START RECORDS SUPPLIED

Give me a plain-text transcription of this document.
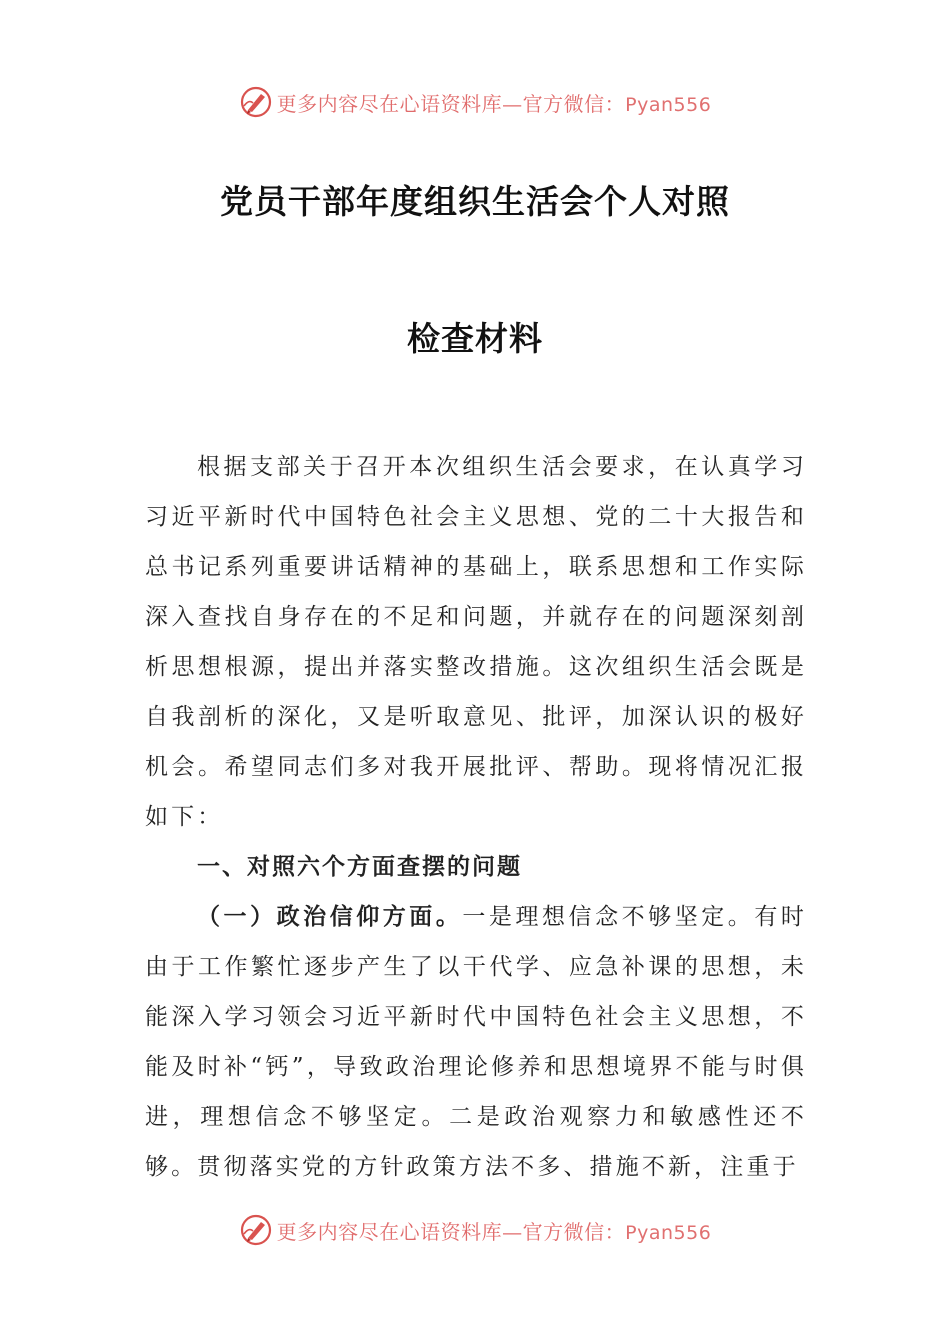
更多内容尽在心语资料库—官方微信：Pyan556
党员干部年度组织生活会个人对照
检查材料

根据支部关于召开本次组织生活会要求，在认真学习习近平新时代中国特色社会主义思想、党的二十大报告和总书记系列重要讲话精神的基础上，联系思想和工作实际深入查找自身存在的不足和问题，并就存在的问题深刻剖析思想根源，提出并落实整改措施。这次组织生活会既是自我剖析的深化，又是听取意见、批评，加深认识的极好机会。希望同志们多对我开展批评、帮助。现将情况汇报如下：

一、对照六个方面查摆的问题

（一）政治信仰方面。一是理想信念不够坚定。有时由于工作繁忙逐步产生了以干代学、应急补课的思想，未能深入学习领会习近平新时代中国特色社会主义思想，不能及时补“钙”，导致政治理论修养和思想境界不能与时俱进，理想信念不够坚定。二是政治观察力和敏感性还不够。贯彻落实党的方针政策方法不多、措施不新，注重于

更多内容尽在心语资料库—官方微信：Pyan556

END RECORDS SUPPLIED

### WHAT YOU HAVE TO DO
Extract every line of the data exactly; pictures stay out.

### CORRECT OUTPUT
Give me a plain-text transcription of this document.
更多内容尽在心语资料库—官方微信：Pyan556
党员干部年度组织生活会个人对照
检查材料

根据支部关于召开本次组织生活会要求，在认真学习习近平新时代中国特色社会主义思想、党的二十大报告和总书记系列重要讲话精神的基础上，联系思想和工作实际深入查找自身存在的不足和问题，并就存在的问题深刻剖析思想根源，提出并落实整改措施。这次组织生活会既是自我剖析的深化，又是听取意见、批评，加深认识的极好机会。希望同志们多对我开展批评、帮助。现将情况汇报如下：

一、对照六个方面查摆的问题

（一）政治信仰方面。一是理想信念不够坚定。有时由于工作繁忙逐步产生了以干代学、应急补课的思想，未能深入学习领会习近平新时代中国特色社会主义思想，不能及时补“钙”，导致政治理论修养和思想境界不能与时俱进，理想信念不够坚定。二是政治观察力和敏感性还不够。贯彻落实党的方针政策方法不多、措施不新，注重于

更多内容尽在心语资料库—官方微信：Pyan556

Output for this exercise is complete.